■ **The task**
Return the whole listing, keeping every character the same.

Lines of data
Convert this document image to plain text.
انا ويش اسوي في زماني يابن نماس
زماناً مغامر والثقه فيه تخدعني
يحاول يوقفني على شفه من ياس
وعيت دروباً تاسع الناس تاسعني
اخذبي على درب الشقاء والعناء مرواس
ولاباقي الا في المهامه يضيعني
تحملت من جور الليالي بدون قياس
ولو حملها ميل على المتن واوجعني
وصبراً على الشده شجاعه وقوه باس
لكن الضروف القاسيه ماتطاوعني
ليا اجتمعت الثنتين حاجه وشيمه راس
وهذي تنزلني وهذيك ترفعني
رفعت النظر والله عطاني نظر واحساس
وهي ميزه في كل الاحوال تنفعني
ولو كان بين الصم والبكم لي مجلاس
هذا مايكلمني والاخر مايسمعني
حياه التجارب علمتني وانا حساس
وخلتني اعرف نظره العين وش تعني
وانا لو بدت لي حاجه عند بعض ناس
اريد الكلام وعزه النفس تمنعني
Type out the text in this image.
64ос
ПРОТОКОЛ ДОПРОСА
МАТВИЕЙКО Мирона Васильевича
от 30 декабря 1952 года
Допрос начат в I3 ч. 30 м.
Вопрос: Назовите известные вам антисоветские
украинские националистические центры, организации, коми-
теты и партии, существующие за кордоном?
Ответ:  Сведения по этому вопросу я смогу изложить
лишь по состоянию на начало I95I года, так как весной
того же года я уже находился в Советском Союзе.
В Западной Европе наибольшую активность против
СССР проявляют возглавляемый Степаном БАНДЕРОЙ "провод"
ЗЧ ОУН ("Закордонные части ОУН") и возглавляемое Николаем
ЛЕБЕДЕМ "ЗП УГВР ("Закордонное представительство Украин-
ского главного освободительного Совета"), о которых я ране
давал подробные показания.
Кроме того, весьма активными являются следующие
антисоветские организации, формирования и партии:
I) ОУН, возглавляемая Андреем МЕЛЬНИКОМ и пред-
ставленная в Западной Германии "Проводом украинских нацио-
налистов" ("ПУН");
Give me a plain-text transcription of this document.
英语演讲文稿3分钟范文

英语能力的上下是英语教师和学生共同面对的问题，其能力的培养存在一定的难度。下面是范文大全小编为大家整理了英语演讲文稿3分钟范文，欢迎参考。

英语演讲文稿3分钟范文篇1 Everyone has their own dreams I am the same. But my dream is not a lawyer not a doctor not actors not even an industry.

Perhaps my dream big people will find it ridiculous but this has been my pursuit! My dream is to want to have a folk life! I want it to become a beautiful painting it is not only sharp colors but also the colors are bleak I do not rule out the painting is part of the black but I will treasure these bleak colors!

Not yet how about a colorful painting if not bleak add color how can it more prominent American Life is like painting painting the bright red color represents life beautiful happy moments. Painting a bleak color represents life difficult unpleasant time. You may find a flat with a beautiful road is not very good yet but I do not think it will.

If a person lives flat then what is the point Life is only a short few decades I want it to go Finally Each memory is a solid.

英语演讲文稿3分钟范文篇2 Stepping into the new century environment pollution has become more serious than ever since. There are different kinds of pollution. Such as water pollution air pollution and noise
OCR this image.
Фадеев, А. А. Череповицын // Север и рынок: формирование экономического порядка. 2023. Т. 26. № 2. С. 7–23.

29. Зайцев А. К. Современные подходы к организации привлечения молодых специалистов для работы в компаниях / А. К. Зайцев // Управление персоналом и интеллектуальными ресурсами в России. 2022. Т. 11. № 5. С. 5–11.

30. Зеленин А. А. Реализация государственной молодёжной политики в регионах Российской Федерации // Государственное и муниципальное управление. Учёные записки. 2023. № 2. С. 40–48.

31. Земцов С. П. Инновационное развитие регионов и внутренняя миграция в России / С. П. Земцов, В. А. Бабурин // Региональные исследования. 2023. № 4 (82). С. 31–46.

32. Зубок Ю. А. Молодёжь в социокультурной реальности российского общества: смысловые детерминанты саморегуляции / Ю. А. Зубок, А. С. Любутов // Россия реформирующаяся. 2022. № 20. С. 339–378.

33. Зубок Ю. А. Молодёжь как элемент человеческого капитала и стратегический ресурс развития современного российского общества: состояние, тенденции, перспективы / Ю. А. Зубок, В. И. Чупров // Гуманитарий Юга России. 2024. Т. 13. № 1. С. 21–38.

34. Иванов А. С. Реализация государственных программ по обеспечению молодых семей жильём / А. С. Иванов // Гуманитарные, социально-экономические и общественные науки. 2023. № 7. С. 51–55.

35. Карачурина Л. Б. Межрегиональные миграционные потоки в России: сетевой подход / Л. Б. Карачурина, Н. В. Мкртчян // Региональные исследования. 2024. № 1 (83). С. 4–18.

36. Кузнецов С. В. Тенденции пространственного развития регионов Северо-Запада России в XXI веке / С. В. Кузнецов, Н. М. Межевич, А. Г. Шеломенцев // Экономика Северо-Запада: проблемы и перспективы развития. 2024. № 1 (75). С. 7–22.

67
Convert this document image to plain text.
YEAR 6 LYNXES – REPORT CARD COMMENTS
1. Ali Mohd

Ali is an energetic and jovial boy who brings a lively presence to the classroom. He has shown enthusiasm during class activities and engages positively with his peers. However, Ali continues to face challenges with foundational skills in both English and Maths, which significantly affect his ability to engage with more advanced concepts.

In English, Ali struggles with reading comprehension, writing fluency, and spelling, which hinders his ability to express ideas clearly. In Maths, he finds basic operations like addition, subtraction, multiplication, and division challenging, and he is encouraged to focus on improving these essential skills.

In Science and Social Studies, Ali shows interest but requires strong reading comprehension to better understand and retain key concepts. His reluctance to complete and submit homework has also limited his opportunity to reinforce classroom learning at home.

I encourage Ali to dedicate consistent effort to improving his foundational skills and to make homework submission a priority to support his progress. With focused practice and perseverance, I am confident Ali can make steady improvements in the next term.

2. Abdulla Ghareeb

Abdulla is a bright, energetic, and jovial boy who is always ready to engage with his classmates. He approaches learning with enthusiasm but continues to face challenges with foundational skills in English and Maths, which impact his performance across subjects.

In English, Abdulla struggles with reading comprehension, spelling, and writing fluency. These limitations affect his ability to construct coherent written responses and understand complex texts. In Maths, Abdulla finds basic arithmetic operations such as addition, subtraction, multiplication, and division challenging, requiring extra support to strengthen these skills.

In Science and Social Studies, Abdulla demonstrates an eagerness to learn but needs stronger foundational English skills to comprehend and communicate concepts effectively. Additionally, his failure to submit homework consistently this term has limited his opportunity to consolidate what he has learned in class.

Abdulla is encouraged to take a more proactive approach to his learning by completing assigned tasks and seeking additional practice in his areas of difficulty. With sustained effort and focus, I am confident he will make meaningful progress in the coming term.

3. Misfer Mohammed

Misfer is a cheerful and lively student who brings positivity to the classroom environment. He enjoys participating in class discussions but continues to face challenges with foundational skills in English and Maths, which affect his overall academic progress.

■ **Answer**
Convert this document image to plain text.
انا ويش اسوي في زماني يابن نماس
زماناً مغامر والثقه فيه تخدعني
يحاول يوقفني على شفه من ياس
وعيت دروباً تاسع الناس تاسعني
اخذبي على درب الشقاء والعناء مرواس
ولاباقي الا في المهامه يضيعني
تحملت من جور الليالي بدون قياس
ولو حملها ميل على المتن واوجعني
وصبراً على الشده شجاعه وقوه باس
لكن الضروف القاسيه ماتطاوعني
ليا اجتمعت الثنتين حاجه وشيمه راس
وهذي تنزلني وهذيك ترفعني
رفعت النظر والله عطاني نظر واحساس
وهي ميزه في كل الاحوال تنفعني
ولو كان بين الصم والبكم لي مجلاس
هذا مايكلمني والاخر مايسمعني
حياه التجارب علمتني وانا حساس
وخلتني اعرف نظره العين وش تعني
وانا لو بدت لي حاجه عند بعض ناس
اريد الكلام وعزه النفس تمنعني
Type out the text in this image.
64ос
ПРОТОКОЛ ДОПРОСА
МАТВИЕЙКО Мирона Васильевича
от 30 декабря 1952 года
Допрос начат в I3 ч. 30 м.
Вопрос: Назовите известные вам антисоветские
украинские националистические центры, организации, коми-
теты и партии, существующие за кордоном?
Ответ:  Сведения по этому вопросу я смогу изложить
лишь по состоянию на начало I95I года, так как весной
того же года я уже находился в Советском Союзе.
В Западной Европе наибольшую активность против
СССР проявляют возглавляемый Степаном БАНДЕРОЙ "провод"
ЗЧ ОУН ("Закордонные части ОУН") и возглавляемое Николаем
ЛЕБЕДЕМ "ЗП УГВР ("Закордонное представительство Украин-
ского главного освободительного Совета"), о которых я ране
давал подробные показания.
Кроме того, весьма активными являются следующие
антисоветские организации, формирования и партии:
I) ОУН, возглавляемая Андреем МЕЛЬНИКОМ и пред-
ставленная в Западной Германии "Проводом украинских нацио-
налистов" ("ПУН");
Give me a plain-text transcription of this document.
英语演讲文稿3分钟范文

英语能力的上下是英语教师和学生共同面对的问题，其能力的培养存在一定的难度。下面是范文大全小编为大家整理了英语演讲文稿3分钟范文，欢迎参考。

英语演讲文稿3分钟范文篇1 Everyone has their own dreams I am the same. But my dream is not a lawyer not a doctor not actors not even an industry.

Perhaps my dream big people will find it ridiculous but this has been my pursuit! My dream is to want to have a folk life! I want it to become a beautiful painting it is not only sharp colors but also the colors are bleak I do not rule out the painting is part of the black but I will treasure these bleak colors!

Not yet how about a colorful painting if not bleak add color how can it more prominent American Life is like painting painting the bright red color represents life beautiful happy moments. Painting a bleak color represents life difficult unpleasant time. You may find a flat with a beautiful road is not very good yet but I do not think it will.

If a person lives flat then what is the point Life is only a short few decades I want it to go Finally Each memory is a solid.

英语演讲文稿3分钟范文篇2 Stepping into the new century environment pollution has become more serious than ever since. There are different kinds of pollution. Such as water pollution air pollution and noise
OCR this image.
Фадеев, А. А. Череповицын // Север и рынок: формирование экономического порядка. 2023. Т. 26. № 2. С. 7–23.

29. Зайцев А. К. Современные подходы к организации привлечения молодых специалистов для работы в компаниях / А. К. Зайцев // Управление персоналом и интеллектуальными ресурсами в России. 2022. Т. 11. № 5. С. 5–11.

30. Зеленин А. А. Реализация государственной молодёжной политики в регионах Российской Федерации // Государственное и муниципальное управление. Учёные записки. 2023. № 2. С. 40–48.

31. Земцов С. П. Инновационное развитие регионов и внутренняя миграция в России / С. П. Земцов, В. А. Бабурин // Региональные исследования. 2023. № 4 (82). С. 31–46.

32. Зубок Ю. А. Молодёжь в социокультурной реальности российского общества: смысловые детерминанты саморегуляции / Ю. А. Зубок, А. С. Любутов // Россия реформирующаяся. 2022. № 20. С. 339–378.

33. Зубок Ю. А. Молодёжь как элемент человеческого капитала и стратегический ресурс развития современного российского общества: состояние, тенденции, перспективы / Ю. А. Зубок, В. И. Чупров // Гуманитарий Юга России. 2024. Т. 13. № 1. С. 21–38.

34. Иванов А. С. Реализация государственных программ по обеспечению молодых семей жильём / А. С. Иванов // Гуманитарные, социально-экономические и общественные науки. 2023. № 7. С. 51–55.

35. Карачурина Л. Б. Межрегиональные миграционные потоки в России: сетевой подход / Л. Б. Карачурина, Н. В. Мкртчян // Региональные исследования. 2024. № 1 (83). С. 4–18.

36. Кузнецов С. В. Тенденции пространственного развития регионов Северо-Запада России в XXI веке / С. В. Кузнецов, Н. М. Межевич, А. Г. Шеломенцев // Экономика Северо-Запада: проблемы и перспективы развития. 2024. № 1 (75). С. 7–22.

67
Convert this document image to plain text.
YEAR 6 LYNXES – REPORT CARD COMMENTS
1. Ali Mohd

Ali is an energetic and jovial boy who brings a lively presence to the classroom. He has shown enthusiasm during class activities and engages positively with his peers. However, Ali continues to face challenges with foundational skills in both English and Maths, which significantly affect his ability to engage with more advanced concepts.

In English, Ali struggles with reading comprehension, writing fluency, and spelling, which hinders his ability to express ideas clearly. In Maths, he finds basic operations like addition, subtraction, multiplication, and division challenging, and he is encouraged to focus on improving these essential skills.

In Science and Social Studies, Ali shows interest but requires strong reading comprehension to better understand and retain key concepts. His reluctance to complete and submit homework has also limited his opportunity to reinforce classroom learning at home.

I encourage Ali to dedicate consistent effort to improving his foundational skills and to make homework submission a priority to support his progress. With focused practice and perseverance, I am confident Ali can make steady improvements in the next term.

2. Abdulla Ghareeb

Abdulla is a bright, energetic, and jovial boy who is always ready to engage with his classmates. He approaches learning with enthusiasm but continues to face challenges with foundational skills in English and Maths, which impact his performance across subjects.

In English, Abdulla struggles with reading comprehension, spelling, and writing fluency. These limitations affect his ability to construct coherent written responses and understand complex texts. In Maths, Abdulla finds basic arithmetic operations such as addition, subtraction, multiplication, and division challenging, requiring extra support to strengthen these skills.

In Science and Social Studies, Abdulla demonstrates an eagerness to learn but needs stronger foundational English skills to comprehend and communicate concepts effectively. Additionally, his failure to submit homework consistently this term has limited his opportunity to consolidate what he has learned in class.

Abdulla is encouraged to take a more proactive approach to his learning by completing assigned tasks and seeking additional practice in his areas of difficulty. With sustained effort and focus, I am confident he will make meaningful progress in the coming term.

3. Misfer Mohammed

Misfer is a cheerful and lively student who brings positivity to the classroom environment. He enjoys participating in class discussions but continues to face challenges with foundational skills in English and Maths, which affect his overall academic progress.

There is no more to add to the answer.